◆ **Stored records**:

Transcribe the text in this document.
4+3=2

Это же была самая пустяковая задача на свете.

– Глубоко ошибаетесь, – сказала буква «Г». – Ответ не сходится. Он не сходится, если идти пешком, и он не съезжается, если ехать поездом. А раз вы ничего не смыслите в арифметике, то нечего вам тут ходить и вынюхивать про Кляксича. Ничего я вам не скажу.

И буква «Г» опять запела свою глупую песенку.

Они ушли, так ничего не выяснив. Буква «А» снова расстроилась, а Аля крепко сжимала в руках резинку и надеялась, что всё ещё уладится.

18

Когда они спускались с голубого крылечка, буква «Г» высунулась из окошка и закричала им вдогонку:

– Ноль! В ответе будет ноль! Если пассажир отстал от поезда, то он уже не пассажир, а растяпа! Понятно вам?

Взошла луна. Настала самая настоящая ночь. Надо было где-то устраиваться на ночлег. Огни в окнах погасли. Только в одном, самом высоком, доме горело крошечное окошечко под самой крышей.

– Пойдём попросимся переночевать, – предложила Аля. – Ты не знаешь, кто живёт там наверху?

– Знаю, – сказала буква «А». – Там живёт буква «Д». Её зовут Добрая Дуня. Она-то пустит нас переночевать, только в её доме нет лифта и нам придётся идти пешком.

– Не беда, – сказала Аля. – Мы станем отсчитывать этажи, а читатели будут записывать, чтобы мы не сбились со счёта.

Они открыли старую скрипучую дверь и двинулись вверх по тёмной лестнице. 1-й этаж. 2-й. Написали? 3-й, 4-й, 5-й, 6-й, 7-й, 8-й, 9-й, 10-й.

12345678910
* * *
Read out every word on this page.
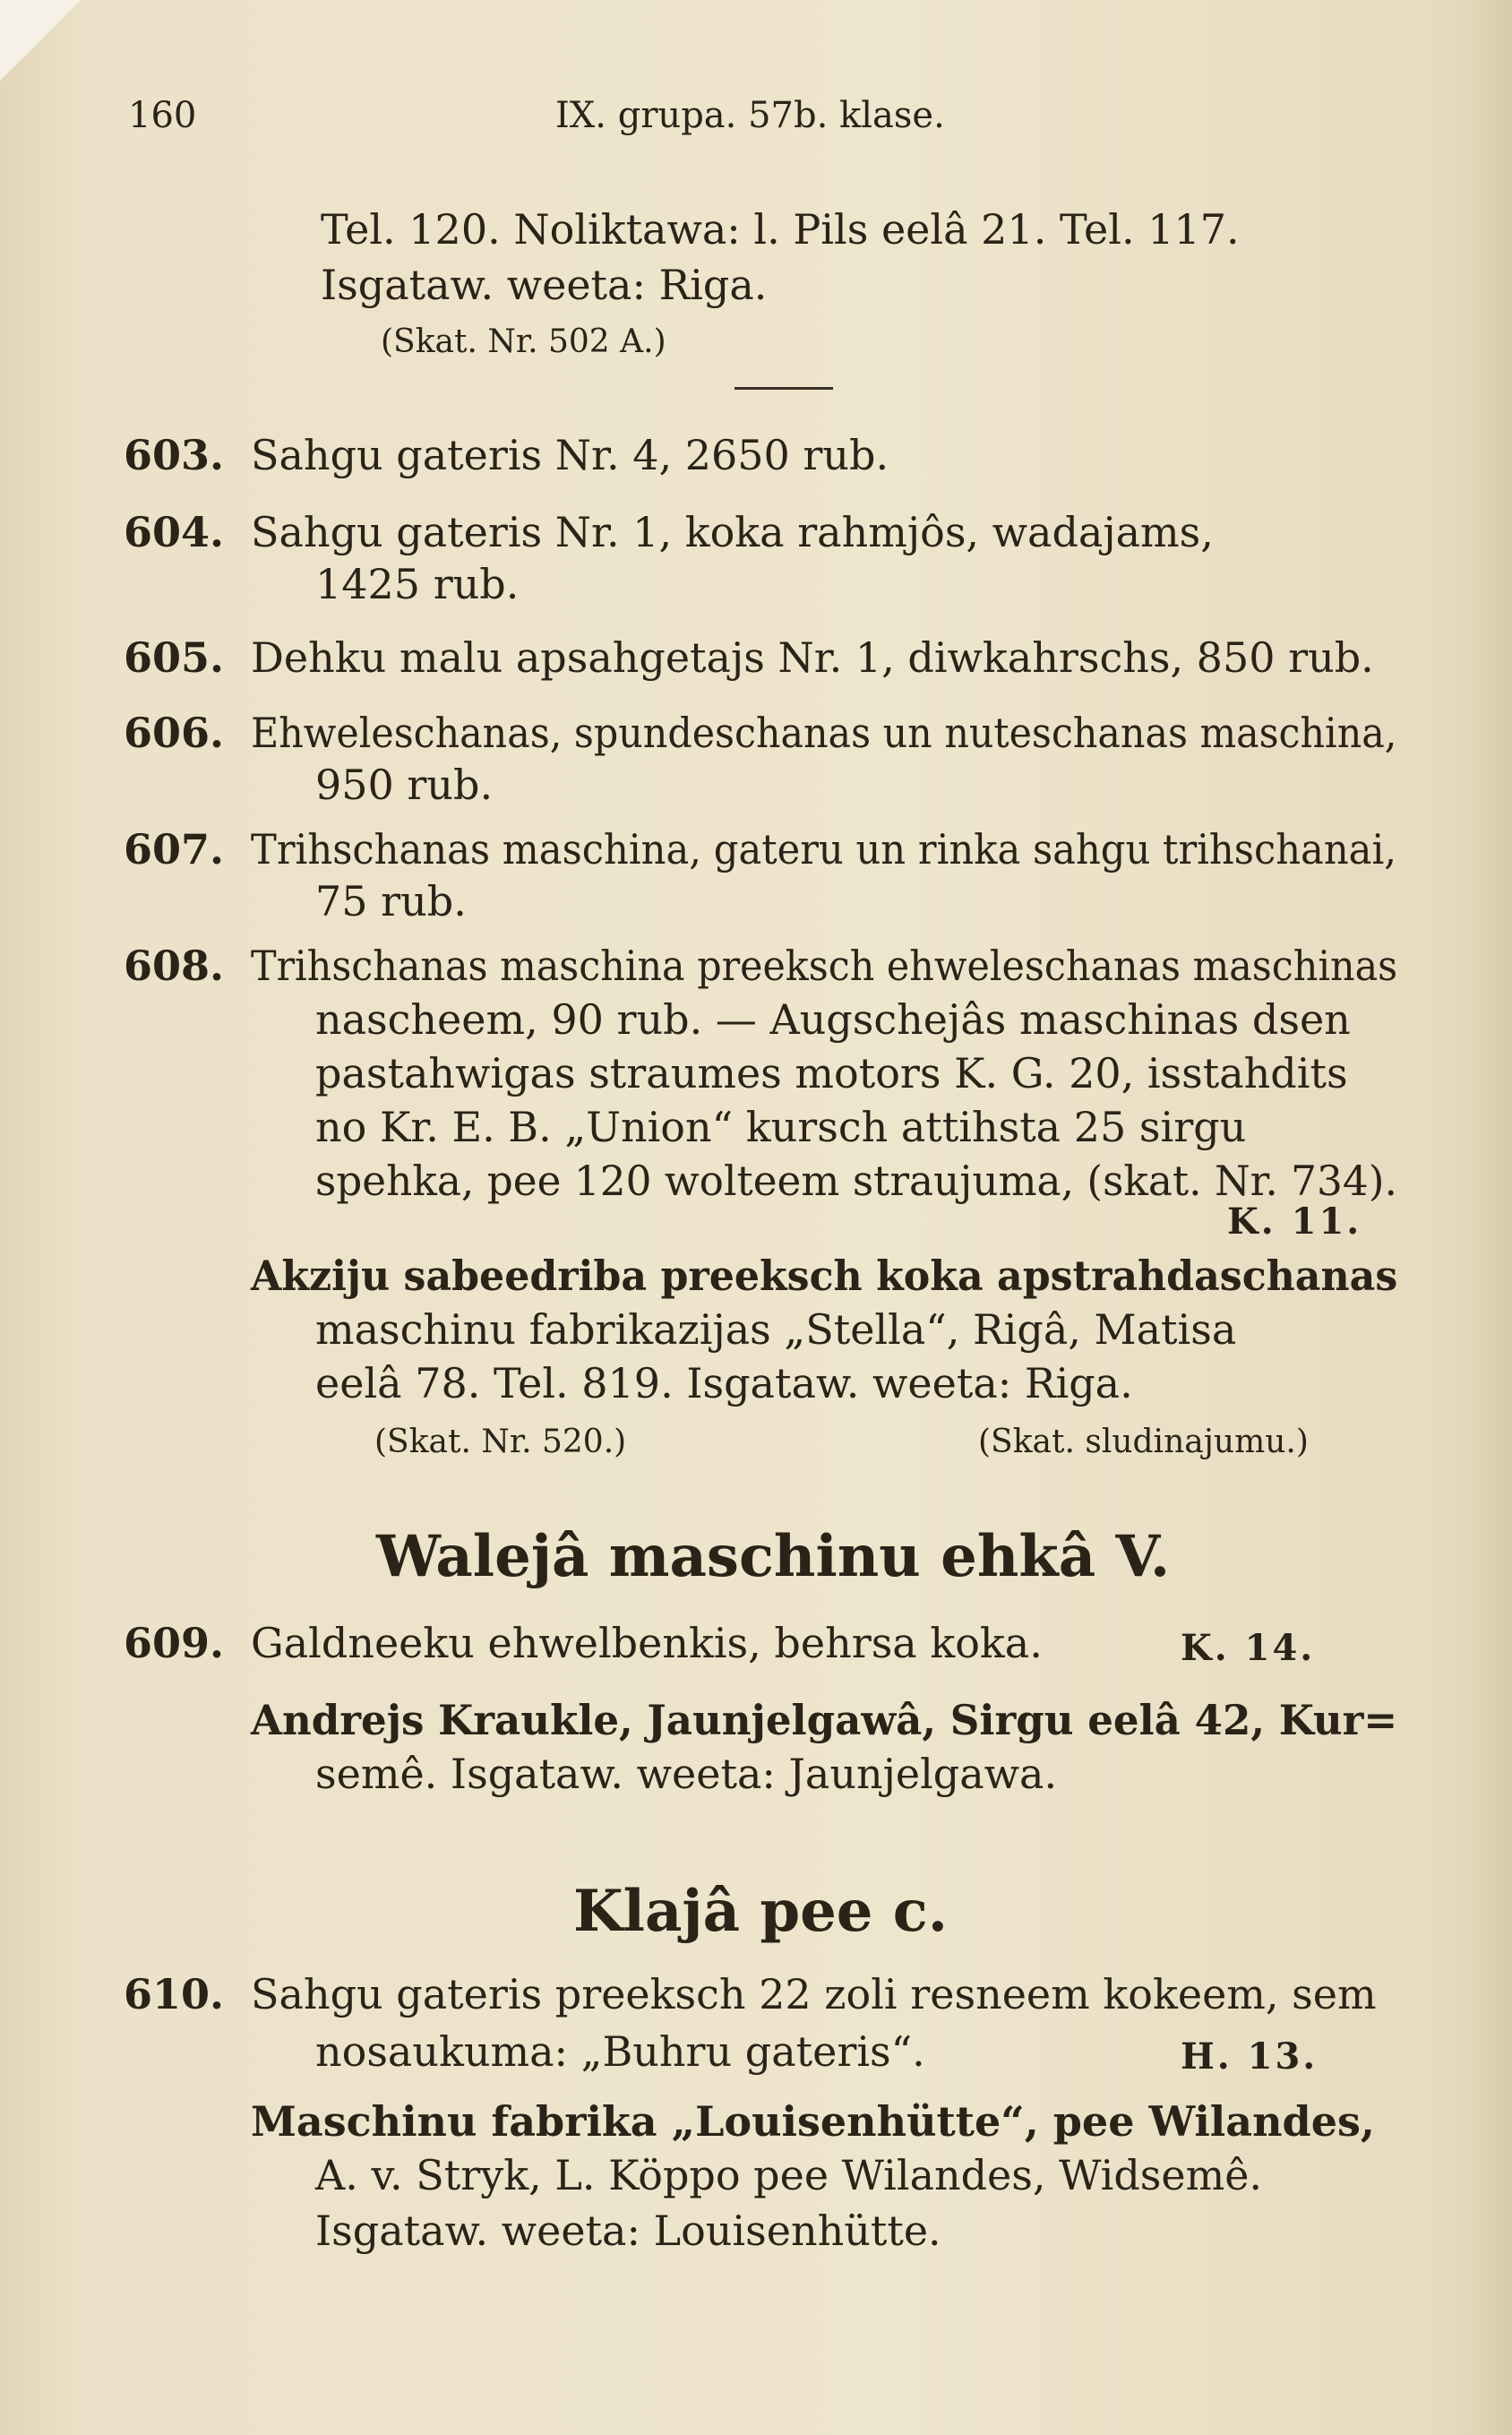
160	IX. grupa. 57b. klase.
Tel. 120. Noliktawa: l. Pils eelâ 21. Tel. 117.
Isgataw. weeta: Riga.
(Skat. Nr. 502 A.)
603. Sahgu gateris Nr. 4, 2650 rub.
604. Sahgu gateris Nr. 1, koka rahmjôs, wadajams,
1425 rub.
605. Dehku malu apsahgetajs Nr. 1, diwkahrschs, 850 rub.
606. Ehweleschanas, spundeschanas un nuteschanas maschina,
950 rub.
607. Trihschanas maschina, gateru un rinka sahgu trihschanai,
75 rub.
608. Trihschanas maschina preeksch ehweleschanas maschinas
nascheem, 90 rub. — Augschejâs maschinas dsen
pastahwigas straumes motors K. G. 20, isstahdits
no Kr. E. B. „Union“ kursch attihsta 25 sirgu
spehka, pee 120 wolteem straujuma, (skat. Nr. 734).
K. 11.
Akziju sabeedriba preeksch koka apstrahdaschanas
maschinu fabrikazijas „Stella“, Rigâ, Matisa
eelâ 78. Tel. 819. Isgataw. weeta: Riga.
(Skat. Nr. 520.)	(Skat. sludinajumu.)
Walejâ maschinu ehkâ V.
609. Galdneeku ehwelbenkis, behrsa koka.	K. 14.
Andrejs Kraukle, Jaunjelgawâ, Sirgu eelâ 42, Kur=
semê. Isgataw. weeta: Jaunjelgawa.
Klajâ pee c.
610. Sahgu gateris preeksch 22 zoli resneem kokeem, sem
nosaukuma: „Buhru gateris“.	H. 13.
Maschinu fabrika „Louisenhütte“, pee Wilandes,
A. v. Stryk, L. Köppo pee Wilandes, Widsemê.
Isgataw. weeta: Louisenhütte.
==
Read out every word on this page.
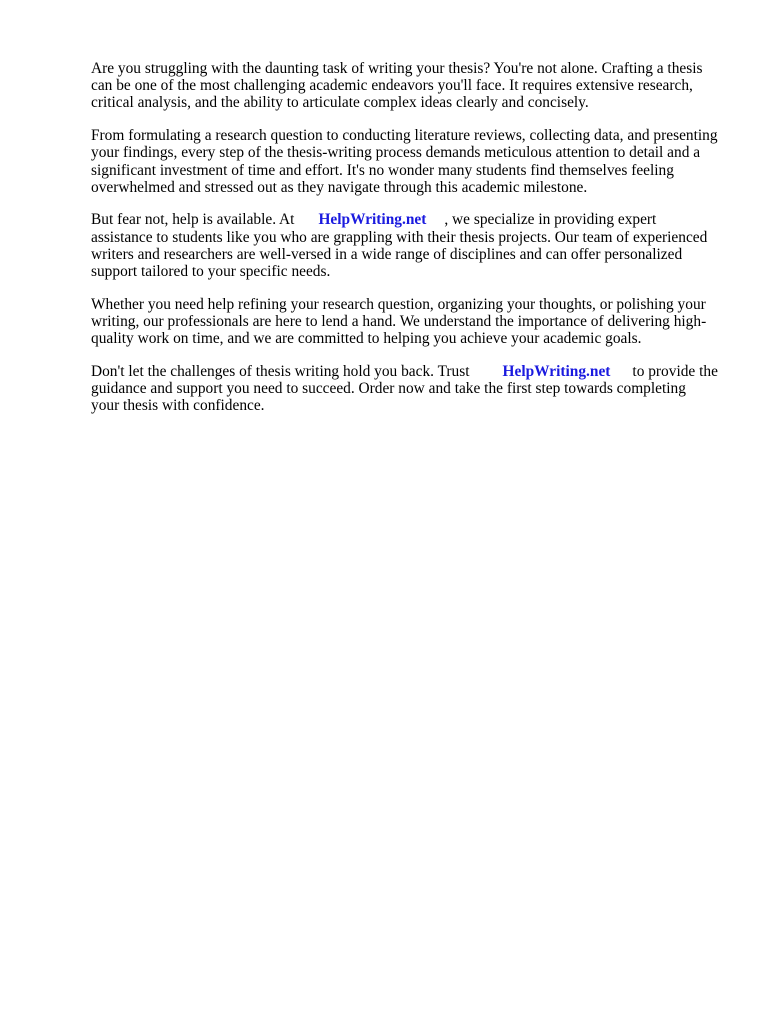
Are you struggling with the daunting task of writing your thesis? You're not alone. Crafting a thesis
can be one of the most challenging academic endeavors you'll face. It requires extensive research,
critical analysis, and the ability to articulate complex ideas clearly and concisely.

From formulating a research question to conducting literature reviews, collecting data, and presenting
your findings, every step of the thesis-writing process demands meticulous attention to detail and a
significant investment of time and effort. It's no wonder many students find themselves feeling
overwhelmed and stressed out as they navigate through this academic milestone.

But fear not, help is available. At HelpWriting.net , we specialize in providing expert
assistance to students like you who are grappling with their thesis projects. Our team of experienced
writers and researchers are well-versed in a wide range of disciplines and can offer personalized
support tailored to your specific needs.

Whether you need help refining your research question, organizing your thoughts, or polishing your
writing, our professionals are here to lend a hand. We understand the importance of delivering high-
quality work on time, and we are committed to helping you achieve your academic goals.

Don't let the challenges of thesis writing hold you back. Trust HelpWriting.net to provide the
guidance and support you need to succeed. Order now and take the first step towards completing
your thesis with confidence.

◆ **Stated problem**: Look through the entries and work out how many lines have the word "пешком" in them; reply with that number only.

◆ **Solved problem**: 2